## INPUT MATERIAL
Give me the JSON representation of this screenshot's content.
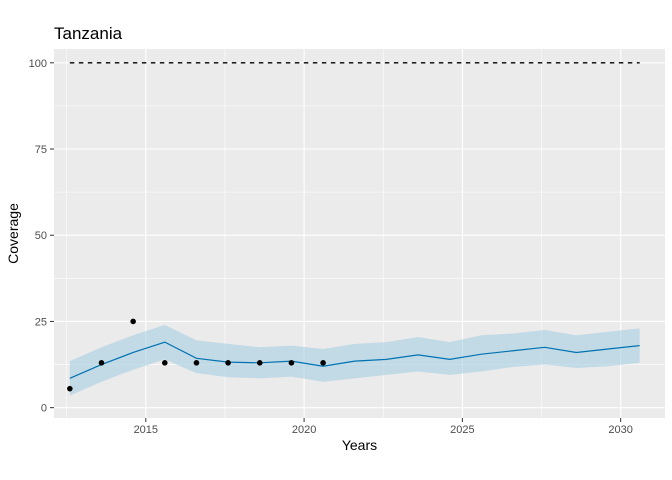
{
  "chart_data": {
    "type": "line",
    "title": "Tanzania",
    "xlabel": "Years",
    "ylabel": "Coverage",
    "xlim": [
      2012.1,
      2031.4
    ],
    "ylim": [
      -3,
      104
    ],
    "x_ticks": [
      2015,
      2020,
      2025,
      2030
    ],
    "x_tick_labels": [
      "2015",
      "2020",
      "2025",
      "2030"
    ],
    "y_ticks": [
      0,
      25,
      50,
      75,
      100
    ],
    "y_tick_labels": [
      "0",
      "25",
      "50",
      "75",
      "100"
    ],
    "grid": true,
    "colors": {
      "panel_background": "#ebebeb",
      "grid": "#ffffff",
      "line": "#0072b2",
      "ribbon": "#a6cee3",
      "points": "#000000",
      "target": "#000000"
    },
    "target_line": {
      "y": 100,
      "x_start": 2012.6,
      "x_end": 2030.6,
      "style": "dashed"
    },
    "series": [
      {
        "type": "line_with_ribbon",
        "x": [
          2012.6,
          2013.6,
          2014.6,
          2015.6,
          2016.6,
          2017.6,
          2018.6,
          2019.6,
          2020.6,
          2021.6,
          2022.6,
          2023.6,
          2024.6,
          2025.6,
          2026.6,
          2027.6,
          2028.6,
          2029.6,
          2030.6
        ],
        "values": [
          8.5,
          12.5,
          16,
          19,
          14.3,
          13.2,
          13,
          13.5,
          12,
          13.5,
          14,
          15.3,
          14,
          15.5,
          16.5,
          17.5,
          16,
          17,
          18
        ],
        "lower": [
          3.5,
          7.5,
          11,
          14,
          10,
          8.8,
          8.5,
          9,
          7.5,
          8.5,
          9.5,
          10.5,
          9.5,
          10.5,
          11.8,
          12.5,
          11.5,
          12,
          13
        ],
        "upper": [
          13.5,
          17.5,
          21,
          24,
          19.5,
          18.5,
          17.5,
          18,
          17,
          18.5,
          19,
          20.5,
          19,
          21,
          21.5,
          22.5,
          21,
          22,
          23
        ]
      },
      {
        "type": "scatter",
        "x": [
          2012.6,
          2013.6,
          2014.6,
          2015.6,
          2016.6,
          2017.6,
          2018.6,
          2019.6,
          2020.6
        ],
        "values": [
          5.5,
          13,
          25,
          13,
          13,
          13,
          13,
          13,
          13
        ]
      }
    ]
  }
}
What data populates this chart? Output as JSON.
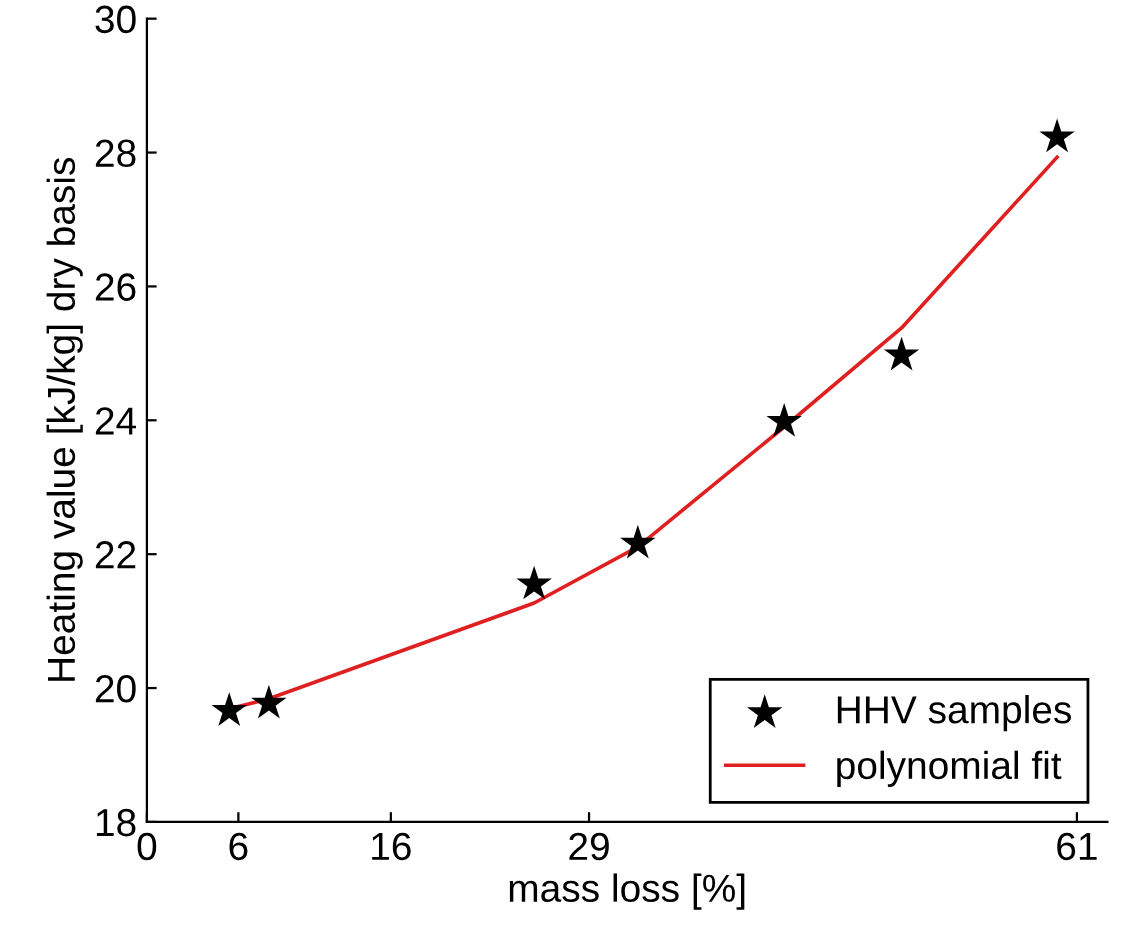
{
  "chart_data": {
    "type": "scatter",
    "xlabel": "mass loss [%]",
    "ylabel": "Heating value [kJ/kg] dry basis",
    "xlim": [
      0,
      63
    ],
    "xticks": [
      0,
      6,
      16,
      29,
      61
    ],
    "ylim": [
      18,
      30
    ],
    "yticks": [
      18,
      20,
      22,
      24,
      26,
      28,
      30
    ],
    "grid": false,
    "legend": "bottom right",
    "series": [
      {
        "name": "HHV samples",
        "marker": "star",
        "color": "#000000",
        "x": [
          5.4,
          8.0,
          25.4,
          32.2,
          41.8,
          49.5,
          59.7
        ],
        "values": [
          19.66,
          19.77,
          21.55,
          22.16,
          23.98,
          24.97,
          28.23
        ]
      },
      {
        "name": "polynomial fit",
        "type": "line",
        "marker": "none",
        "line_style": "solid",
        "color": "#e02020",
        "x": [
          5.4,
          8.0,
          25.4,
          32.2,
          41.8,
          49.5,
          59.7
        ],
        "values": [
          19.69,
          19.84,
          21.27,
          22.11,
          23.9,
          25.38,
          27.93
        ]
      }
    ]
  }
}
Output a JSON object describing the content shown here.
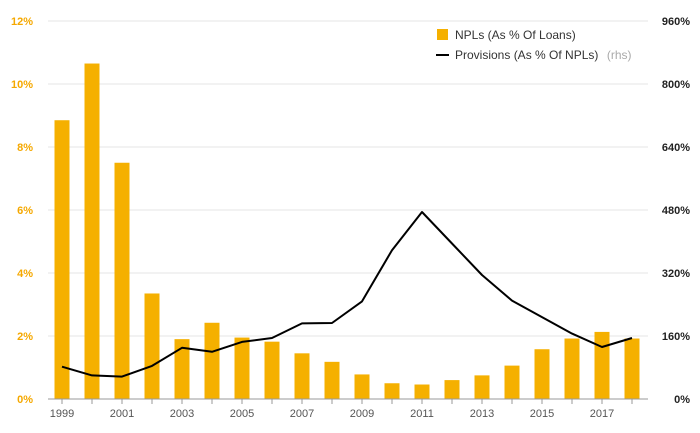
{
  "chart_data": {
    "type": "bar",
    "years": [
      1999,
      2000,
      2001,
      2002,
      2003,
      2004,
      2005,
      2006,
      2007,
      2008,
      2009,
      2010,
      2011,
      2012,
      2013,
      2014,
      2015,
      2016,
      2017,
      2018
    ],
    "x_tick_labels": [
      "1999",
      "2001",
      "2003",
      "2005",
      "2007",
      "2009",
      "2011",
      "2013",
      "2015",
      "2017"
    ],
    "series": [
      {
        "name": "NPLs (As % Of Loans)",
        "type": "bar",
        "axis": "left",
        "color": "#f5b000",
        "values": [
          8.85,
          10.65,
          7.5,
          3.35,
          1.9,
          2.42,
          1.95,
          1.82,
          1.45,
          1.18,
          0.78,
          0.5,
          0.46,
          0.6,
          0.75,
          1.06,
          1.58,
          1.92,
          2.13,
          1.92
        ]
      },
      {
        "name": "Provisions (As % Of NPLs)",
        "name_suffix": "(rhs)",
        "type": "line",
        "axis": "right",
        "color": "#000000",
        "values": [
          82,
          60,
          57,
          84,
          130,
          120,
          145,
          155,
          192,
          193,
          248,
          378,
          475,
          395,
          315,
          250,
          208,
          166,
          132,
          155
        ]
      }
    ],
    "y_left": {
      "ylim": [
        0,
        12
      ],
      "ticks": [
        0,
        2,
        4,
        6,
        8,
        10,
        12
      ],
      "tick_labels": [
        "0%",
        "2%",
        "4%",
        "6%",
        "8%",
        "10%",
        "12%"
      ],
      "color": "#f5a800"
    },
    "y_right": {
      "ylim": [
        0,
        960
      ],
      "ticks": [
        0,
        160,
        320,
        480,
        640,
        800,
        960
      ],
      "tick_labels": [
        "0%",
        "160%",
        "320%",
        "480%",
        "640%",
        "800%",
        "960%"
      ],
      "color": "#222222"
    },
    "grid": true,
    "legend_position": "top-right"
  }
}
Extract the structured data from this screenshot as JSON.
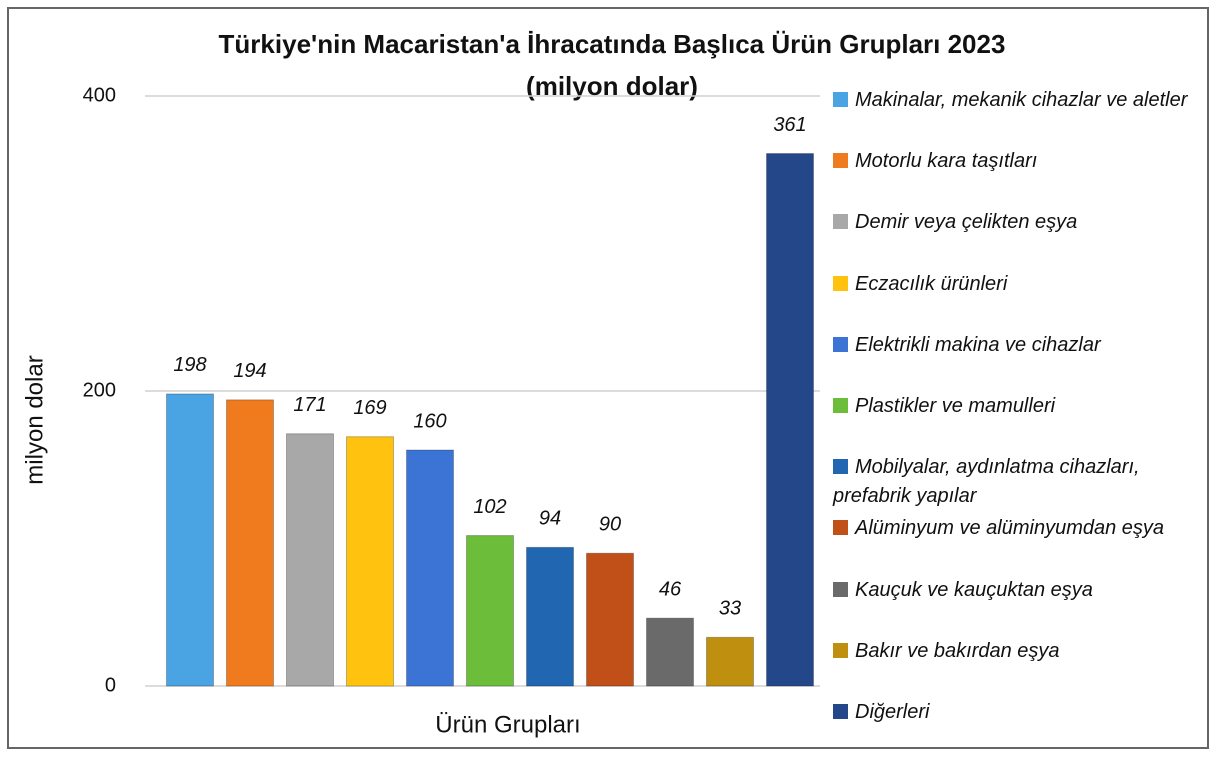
{
  "chart_data": {
    "type": "bar",
    "title": "Türkiye'nin Macaristan'a İhracatında Başlıca Ürün Grupları 2023",
    "subtitle": "(milyon dolar)",
    "x_label": "Ürün Grupları",
    "y_label": "milyon dolar",
    "categories": [
      "Makinalar, mekanik cihazlar ve aletler",
      "Motorlu kara taşıtları",
      "Demir veya çelikten eşya",
      "Eczacılık ürünleri",
      "Elektrikli makina ve cihazlar",
      "Plastikler ve mamulleri",
      "Mobilyalar, aydınlatma cihazları, prefabrik yapılar",
      "Alüminyum ve alüminyumdan eşya",
      "Kauçuk ve kauçuktan eşya",
      "Bakır ve bakırdan eşya",
      "Diğerleri"
    ],
    "values": [
      198,
      194,
      171,
      169,
      160,
      102,
      94,
      90,
      46,
      33,
      361
    ],
    "colors": [
      "#4aa3e3",
      "#f07a1e",
      "#a8a8a8",
      "#ffc20e",
      "#3b74d4",
      "#6cbd3a",
      "#2166b0",
      "#c04f18",
      "#6a6a6a",
      "#bf8f10",
      "#24478a"
    ],
    "ylim": [
      0,
      400
    ],
    "yticks": [
      0,
      200,
      400
    ],
    "grid": true,
    "legend": "right"
  }
}
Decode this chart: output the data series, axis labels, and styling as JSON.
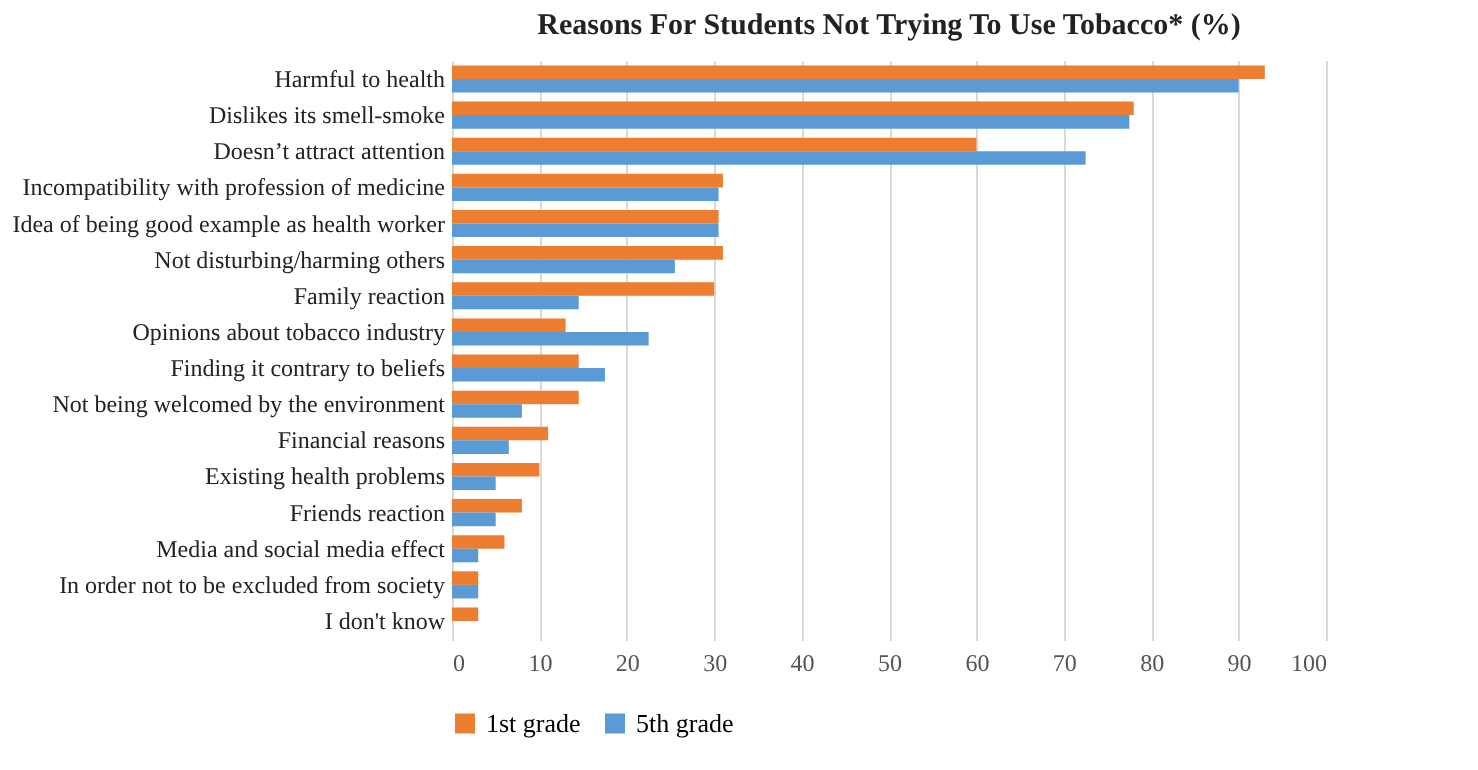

## WHAT IS ASKED
Quote the entries in full. Any image among them is to be omitted from the copy.

## COMPLETED EXERCISE
Give me the JSON representation of this screenshot's content.
{
  "chart_data": {
    "type": "line",
    "title": "Tanzania",
    "xlabel": "Years",
    "ylabel": "Coverage",
    "xlim": [
      2012.1,
      2031.4
    ],
    "ylim": [
      -3,
      104
    ],
    "x_ticks": [
      2015,
      2020,
      2025,
      2030
    ],
    "x_tick_labels": [
      "2015",
      "2020",
      "2025",
      "2030"
    ],
    "y_ticks": [
      0,
      25,
      50,
      75,
      100
    ],
    "y_tick_labels": [
      "0",
      "25",
      "50",
      "75",
      "100"
    ],
    "grid": true,
    "colors": {
      "panel_background": "#ebebeb",
      "grid": "#ffffff",
      "line": "#0072b2",
      "ribbon": "#a6cee3",
      "points": "#000000",
      "target": "#000000"
    },
    "target_line": {
      "y": 100,
      "x_start": 2012.6,
      "x_end": 2030.6,
      "style": "dashed"
    },
    "series": [
      {
        "type": "line_with_ribbon",
        "x": [
          2012.6,
          2013.6,
          2014.6,
          2015.6,
          2016.6,
          2017.6,
          2018.6,
          2019.6,
          2020.6,
          2021.6,
          2022.6,
          2023.6,
          2024.6,
          2025.6,
          2026.6,
          2027.6,
          2028.6,
          2029.6,
          2030.6
        ],
        "values": [
          8.5,
          12.5,
          16,
          19,
          14.3,
          13.2,
          13,
          13.5,
          12,
          13.5,
          14,
          15.3,
          14,
          15.5,
          16.5,
          17.5,
          16,
          17,
          18
        ],
        "lower": [
          3.5,
          7.5,
          11,
          14,
          10,
          8.8,
          8.5,
          9,
          7.5,
          8.5,
          9.5,
          10.5,
          9.5,
          10.5,
          11.8,
          12.5,
          11.5,
          12,
          13
        ],
        "upper": [
          13.5,
          17.5,
          21,
          24,
          19.5,
          18.5,
          17.5,
          18,
          17,
          18.5,
          19,
          20.5,
          19,
          21,
          21.5,
          22.5,
          21,
          22,
          23
        ]
      },
      {
        "type": "scatter",
        "x": [
          2012.6,
          2013.6,
          2014.6,
          2015.6,
          2016.6,
          2017.6,
          2018.6,
          2019.6,
          2020.6
        ],
        "values": [
          5.5,
          13,
          25,
          13,
          13,
          13,
          13,
          13,
          13
        ]
      }
    ]
  }
}
What data populates this chart? Output as JSON.
{
  "chart_data": {
    "type": "scatter",
    "xlabel": "mass loss [%]",
    "ylabel": "Heating value [kJ/kg] dry basis",
    "xlim": [
      0,
      63
    ],
    "xticks": [
      0,
      6,
      16,
      29,
      61
    ],
    "ylim": [
      18,
      30
    ],
    "yticks": [
      18,
      20,
      22,
      24,
      26,
      28,
      30
    ],
    "grid": false,
    "legend": "bottom right",
    "series": [
      {
        "name": "HHV samples",
        "marker": "star",
        "color": "#000000",
        "x": [
          5.4,
          8.0,
          25.4,
          32.2,
          41.8,
          49.5,
          59.7
        ],
        "values": [
          19.66,
          19.77,
          21.55,
          22.16,
          23.98,
          24.97,
          28.23
        ]
      },
      {
        "name": "polynomial fit",
        "type": "line",
        "marker": "none",
        "line_style": "solid",
        "color": "#e02020",
        "x": [
          5.4,
          8.0,
          25.4,
          32.2,
          41.8,
          49.5,
          59.7
        ],
        "values": [
          19.69,
          19.84,
          21.27,
          22.11,
          23.9,
          25.38,
          27.93
        ]
      }
    ]
  }
}
Output a JSON object describing the content shown here.
{
  "chart_data": {
    "type": "bar",
    "years": [
      1999,
      2000,
      2001,
      2002,
      2003,
      2004,
      2005,
      2006,
      2007,
      2008,
      2009,
      2010,
      2011,
      2012,
      2013,
      2014,
      2015,
      2016,
      2017,
      2018
    ],
    "x_tick_labels": [
      "1999",
      "2001",
      "2003",
      "2005",
      "2007",
      "2009",
      "2011",
      "2013",
      "2015",
      "2017"
    ],
    "series": [
      {
        "name": "NPLs (As % Of Loans)",
        "type": "bar",
        "axis": "left",
        "color": "#f5b000",
        "values": [
          8.85,
          10.65,
          7.5,
          3.35,
          1.9,
          2.42,
          1.95,
          1.82,
          1.45,
          1.18,
          0.78,
          0.5,
          0.46,
          0.6,
          0.75,
          1.06,
          1.58,
          1.92,
          2.13,
          1.92
        ]
      },
      {
        "name": "Provisions (As % Of NPLs)",
        "name_suffix": "(rhs)",
        "type": "line",
        "axis": "right",
        "color": "#000000",
        "values": [
          82,
          60,
          57,
          84,
          130,
          120,
          145,
          155,
          192,
          193,
          248,
          378,
          475,
          395,
          315,
          250,
          208,
          166,
          132,
          155
        ]
      }
    ],
    "y_left": {
      "ylim": [
        0,
        12
      ],
      "ticks": [
        0,
        2,
        4,
        6,
        8,
        10,
        12
      ],
      "tick_labels": [
        "0%",
        "2%",
        "4%",
        "6%",
        "8%",
        "10%",
        "12%"
      ],
      "color": "#f5a800"
    },
    "y_right": {
      "ylim": [
        0,
        960
      ],
      "ticks": [
        0,
        160,
        320,
        480,
        640,
        800,
        960
      ],
      "tick_labels": [
        "0%",
        "160%",
        "320%",
        "480%",
        "640%",
        "800%",
        "960%"
      ],
      "color": "#222222"
    },
    "grid": true,
    "legend_position": "top-right"
  }
}
Extract the structured data from this screenshot as JSON.
{
  "chart_data": {
    "type": "bar",
    "title": "Türkiye'nin Macaristan'a İhracatında Başlıca Ürün Grupları 2023",
    "subtitle": "(milyon dolar)",
    "x_label": "Ürün Grupları",
    "y_label": "milyon dolar",
    "categories": [
      "Makinalar, mekanik cihazlar ve aletler",
      "Motorlu kara taşıtları",
      "Demir veya çelikten eşya",
      "Eczacılık ürünleri",
      "Elektrikli makina ve cihazlar",
      "Plastikler ve mamulleri",
      "Mobilyalar, aydınlatma cihazları, prefabrik yapılar",
      "Alüminyum ve alüminyumdan eşya",
      "Kauçuk ve kauçuktan eşya",
      "Bakır ve bakırdan eşya",
      "Diğerleri"
    ],
    "values": [
      198,
      194,
      171,
      169,
      160,
      102,
      94,
      90,
      46,
      33,
      361
    ],
    "colors": [
      "#4aa3e3",
      "#f07a1e",
      "#a8a8a8",
      "#ffc20e",
      "#3b74d4",
      "#6cbd3a",
      "#2166b0",
      "#c04f18",
      "#6a6a6a",
      "#bf8f10",
      "#24478a"
    ],
    "ylim": [
      0,
      400
    ],
    "yticks": [
      0,
      200,
      400
    ],
    "grid": true,
    "legend": "right"
  }
}
Decode this chart: output the data series, axis labels, and styling as JSON.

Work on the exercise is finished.